PROBLEM DETAILS: Collect each line of the records containing the string "图片转latex".

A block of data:
--- START ---

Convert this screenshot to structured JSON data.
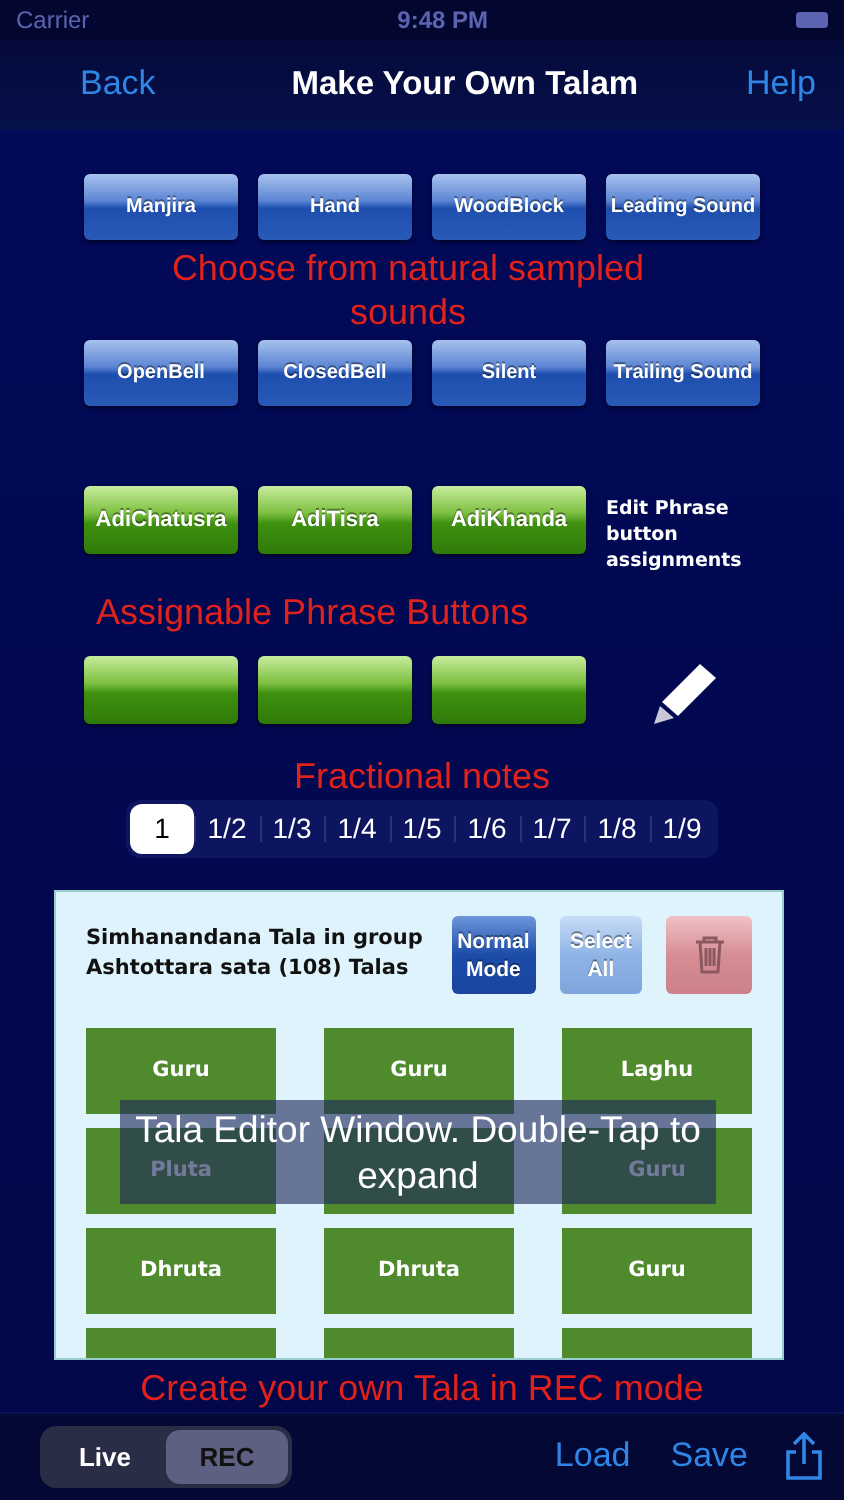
{
  "status_bar": {
    "carrier": "Carrier",
    "time": "9:48 PM"
  },
  "nav": {
    "back": "Back",
    "title": "Make Your Own Talam",
    "help": "Help"
  },
  "sound_buttons": [
    {
      "label": "Manjira"
    },
    {
      "label": "Hand"
    },
    {
      "label": "WoodBlock"
    },
    {
      "label": "Leading Sound"
    },
    {
      "label": "OpenBell"
    },
    {
      "label": "ClosedBell"
    },
    {
      "label": "Silent"
    },
    {
      "label": "Trailing Sound"
    }
  ],
  "sounds_caption": "Choose from natural sampled sounds",
  "phrase_buttons": [
    {
      "kind": "assigned",
      "label": "AdiChatusra"
    },
    {
      "kind": "assigned",
      "label": "AdiTisra"
    },
    {
      "kind": "assigned",
      "label": "AdiKhanda"
    },
    {
      "kind": "blank"
    },
    {
      "kind": "blank"
    },
    {
      "kind": "blank"
    }
  ],
  "edit_phrase_note": "Edit Phrase button assignments",
  "phrase_caption": "Assignable Phrase Buttons",
  "fractions_caption": "Fractional notes",
  "fractions": [
    {
      "label": "1",
      "selected": true
    },
    {
      "label": "1/2",
      "selected": false
    },
    {
      "label": "1/3",
      "selected": false
    },
    {
      "label": "1/4",
      "selected": false
    },
    {
      "label": "1/5",
      "selected": false
    },
    {
      "label": "1/6",
      "selected": false
    },
    {
      "label": "1/7",
      "selected": false
    },
    {
      "label": "1/8",
      "selected": false
    },
    {
      "label": "1/9",
      "selected": false
    }
  ],
  "editor": {
    "title": "Simhanandana Tala in group Ashtottara sata (108) Talas",
    "mode_button": "Normal Mode",
    "select_all_button": "Select All",
    "cells": [
      {
        "label": "Guru"
      },
      {
        "label": "Guru"
      },
      {
        "label": "Laghu"
      },
      {
        "label": "Pluta"
      },
      {},
      {
        "label": "Guru"
      },
      {
        "label": "Dhruta"
      },
      {
        "label": "Dhruta"
      },
      {
        "label": "Guru"
      },
      {},
      {},
      {}
    ],
    "overlay": "Tala Editor Window. Double-Tap to expand"
  },
  "rec_caption": "Create your own Tala in REC mode",
  "toolbar": {
    "modes": [
      {
        "label": "Live",
        "selected": false
      },
      {
        "label": "REC",
        "selected": true
      }
    ],
    "load": "Load",
    "save": "Save"
  }
}
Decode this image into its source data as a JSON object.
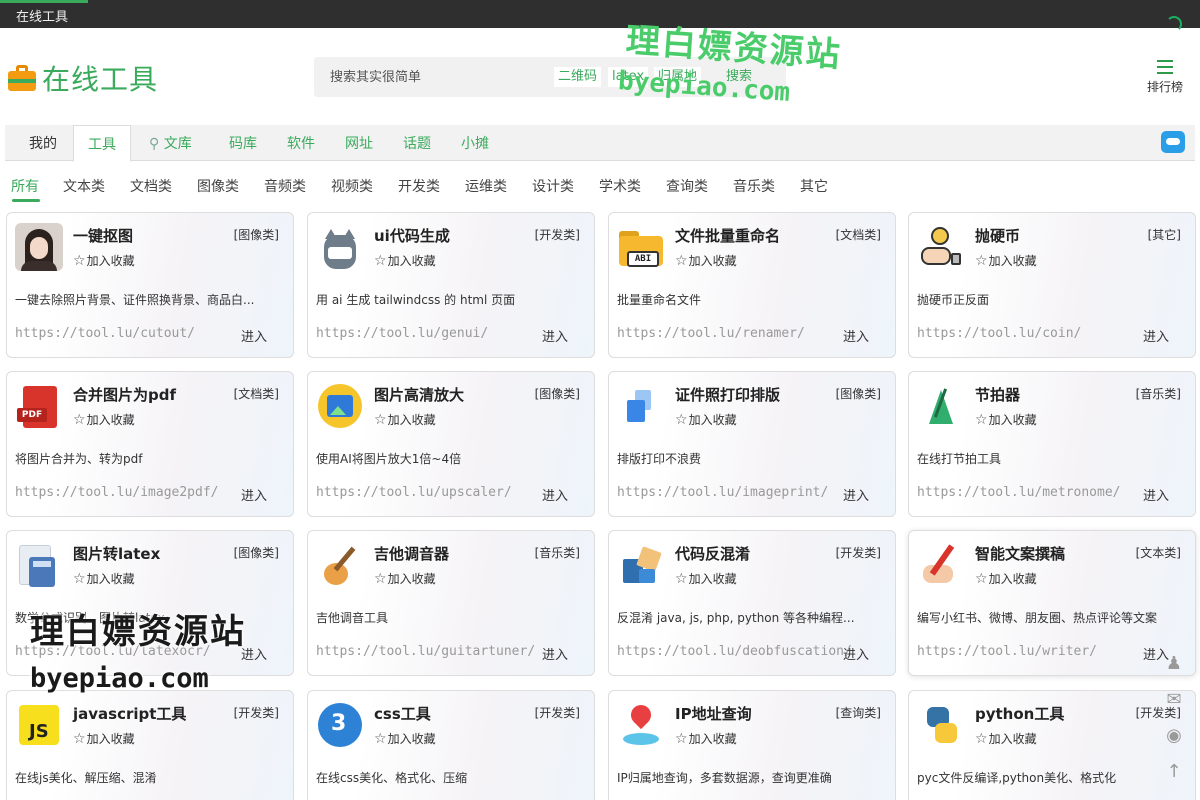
{
  "window": {
    "title": "在线工具"
  },
  "header": {
    "logo_text": "在线工具",
    "search": {
      "placeholder": "搜索其实很简单",
      "quick_tags": [
        "二维码",
        "latex",
        "归属地"
      ],
      "button": "搜索"
    },
    "rank_label": "排行榜"
  },
  "nav": {
    "tabs": [
      "我的",
      "工具",
      "文库",
      "码库",
      "软件",
      "网址",
      "话题",
      "小摊"
    ],
    "active": "工具"
  },
  "categories": {
    "items": [
      "所有",
      "文本类",
      "文档类",
      "图像类",
      "音频类",
      "视频类",
      "开发类",
      "运维类",
      "设计类",
      "学术类",
      "查询类",
      "音乐类",
      "其它"
    ],
    "active": "所有"
  },
  "fav_label": "加入收藏",
  "enter_label": "进入",
  "tools": [
    {
      "name": "一键抠图",
      "type": "[图像类]",
      "desc": "一键去除照片背景、证件照换背景、商品白...",
      "url": "https://tool.lu/cutout/",
      "icon": "person-photo-icon"
    },
    {
      "name": "ui代码生成",
      "type": "[开发类]",
      "desc": "用 ai 生成 tailwindcss 的 html 页面",
      "url": "https://tool.lu/genui/",
      "icon": "cat-mascot-icon"
    },
    {
      "name": "文件批量重命名",
      "type": "[文档类]",
      "desc": "批量重命名文件",
      "url": "https://tool.lu/renamer/",
      "icon": "folder-abi-icon"
    },
    {
      "name": "抛硬币",
      "type": "[其它]",
      "desc": "抛硬币正反面",
      "url": "https://tool.lu/coin/",
      "icon": "coin-flip-icon"
    },
    {
      "name": "合并图片为pdf",
      "type": "[文档类]",
      "desc": "将图片合并为、转为pdf",
      "url": "https://tool.lu/image2pdf/",
      "icon": "pdf-icon"
    },
    {
      "name": "图片高清放大",
      "type": "[图像类]",
      "desc": "使用AI将图片放大1倍~4倍",
      "url": "https://tool.lu/upscaler/",
      "icon": "image-upscale-icon"
    },
    {
      "name": "证件照打印排版",
      "type": "[图像类]",
      "desc": "排版打印不浪费",
      "url": "https://tool.lu/imageprint/",
      "icon": "photo-print-icon"
    },
    {
      "name": "节拍器",
      "type": "[音乐类]",
      "desc": "在线打节拍工具",
      "url": "https://tool.lu/metronome/",
      "icon": "metronome-icon"
    },
    {
      "name": "图片转latex",
      "type": "[图像类]",
      "desc": "数学公式识别、图片转latex",
      "url": "https://tool.lu/latexocr/",
      "icon": "calculator-icon"
    },
    {
      "name": "吉他调音器",
      "type": "[音乐类]",
      "desc": "吉他调音工具",
      "url": "https://tool.lu/guitartuner/",
      "icon": "guitar-icon"
    },
    {
      "name": "代码反混淆",
      "type": "[开发类]",
      "desc": "反混淆 java, js, php, python 等各种编程...",
      "url": "https://tool.lu/deobfuscation/",
      "icon": "puzzle-icon"
    },
    {
      "name": "智能文案撰稿",
      "type": "[文本类]",
      "desc": "编写小红书、微博、朋友圈、热点评论等文案",
      "url": "https://tool.lu/writer/",
      "icon": "pen-writing-icon"
    },
    {
      "name": "javascript工具",
      "type": "[开发类]",
      "desc": "在线js美化、解压缩、混淆",
      "url": "",
      "icon": "js-icon"
    },
    {
      "name": "css工具",
      "type": "[开发类]",
      "desc": "在线css美化、格式化、压缩",
      "url": "",
      "icon": "css3-icon"
    },
    {
      "name": "IP地址查询",
      "type": "[查询类]",
      "desc": "IP归属地查询，多套数据源，查询更准确",
      "url": "",
      "icon": "ip-location-icon"
    },
    {
      "name": "python工具",
      "type": "[开发类]",
      "desc": "pyc文件反编译,python美化、格式化",
      "url": "",
      "icon": "python-icon"
    }
  ],
  "watermark": {
    "cn": "理白嫖资源站",
    "en": "byepiao.com"
  },
  "colors": {
    "brand": "#3aaa5c",
    "topbar": "#2f2f2f",
    "chat": "#2a9fe8"
  }
}
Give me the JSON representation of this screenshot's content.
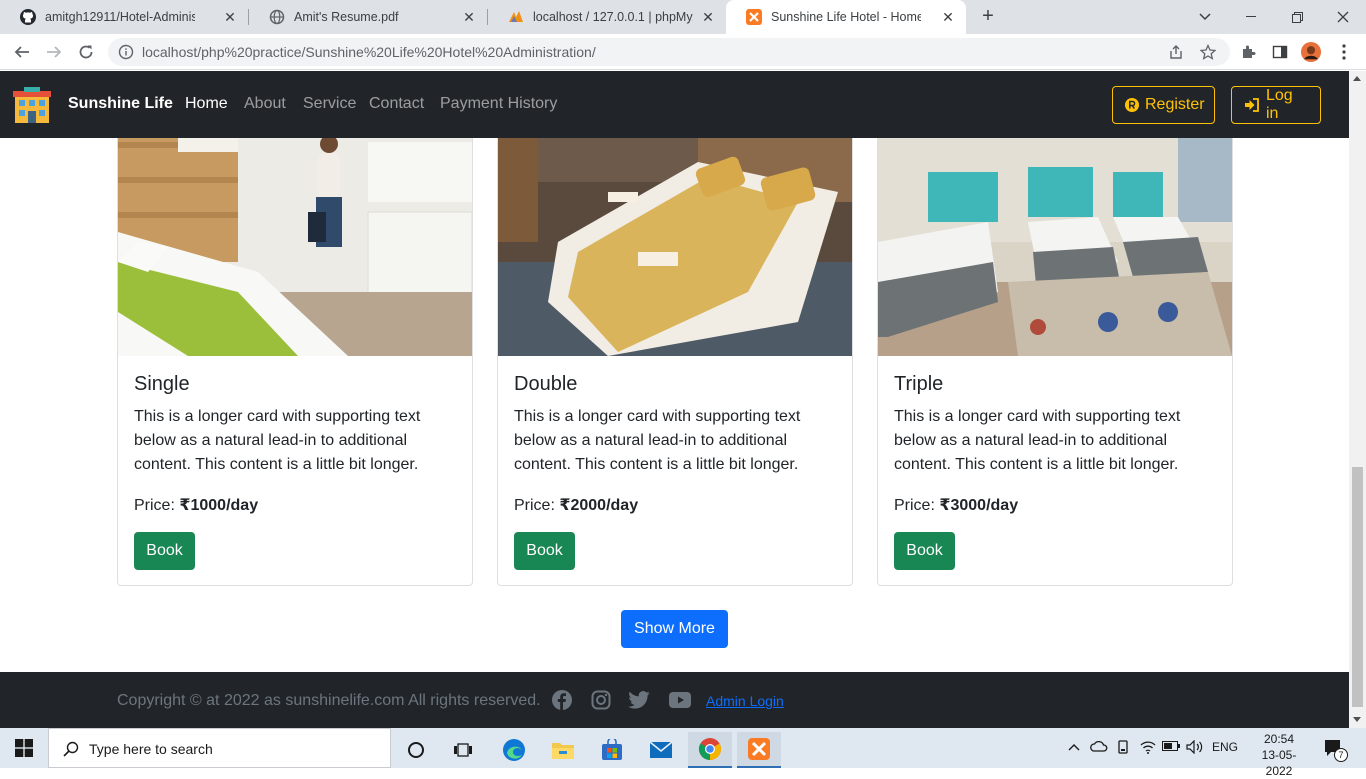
{
  "browser": {
    "tabs": [
      {
        "title": "amitgh12911/Hotel-Administratio",
        "icon": "github-icon"
      },
      {
        "title": "Amit's Resume.pdf",
        "icon": "globe-icon"
      },
      {
        "title": "localhost / 127.0.0.1 | phpMyAdm",
        "icon": "phpmyadmin-icon"
      },
      {
        "title": "Sunshine Life Hotel - Home",
        "icon": "xampp-icon"
      }
    ],
    "url": "localhost/php%20practice/Sunshine%20Life%20Hotel%20Administration/"
  },
  "site": {
    "brand": "Sunshine Life",
    "nav": [
      "Home",
      "About",
      "Service",
      "Contact",
      "Payment History"
    ],
    "register_label": "Register",
    "login_label": "Log in",
    "cards": [
      {
        "title": "Single",
        "text": "This is a longer card with supporting text below as a natural lead-in to additional content. This content is a little bit longer.",
        "price_label": "Price: ",
        "price": "₹1000/day",
        "button": "Book"
      },
      {
        "title": "Double",
        "text": "This is a longer card with supporting text below as a natural lead-in to additional content. This content is a little bit longer.",
        "price_label": "Price: ",
        "price": "₹2000/day",
        "button": "Book"
      },
      {
        "title": "Triple",
        "text": "This is a longer card with supporting text below as a natural lead-in to additional content. This content is a little bit longer.",
        "price_label": "Price: ",
        "price": "₹3000/day",
        "button": "Book"
      }
    ],
    "show_more": "Show More",
    "footer": {
      "copyright": "Copyright © at 2022 as sunshinelife.com All rights reserved.",
      "admin_login": "Admin Login"
    },
    "colors": {
      "navbar": "#212529",
      "warning": "#ffc107",
      "success": "#198754",
      "primary": "#0d6efd"
    }
  },
  "taskbar": {
    "search_placeholder": "Type here to search",
    "language": "ENG",
    "time": "20:54",
    "date": "13-05-2022",
    "notification_count": "7"
  }
}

--- END ---

THE RESPONSE:
      "name": "图片转latex",
      "desc": "数学公式识别、图片转latex",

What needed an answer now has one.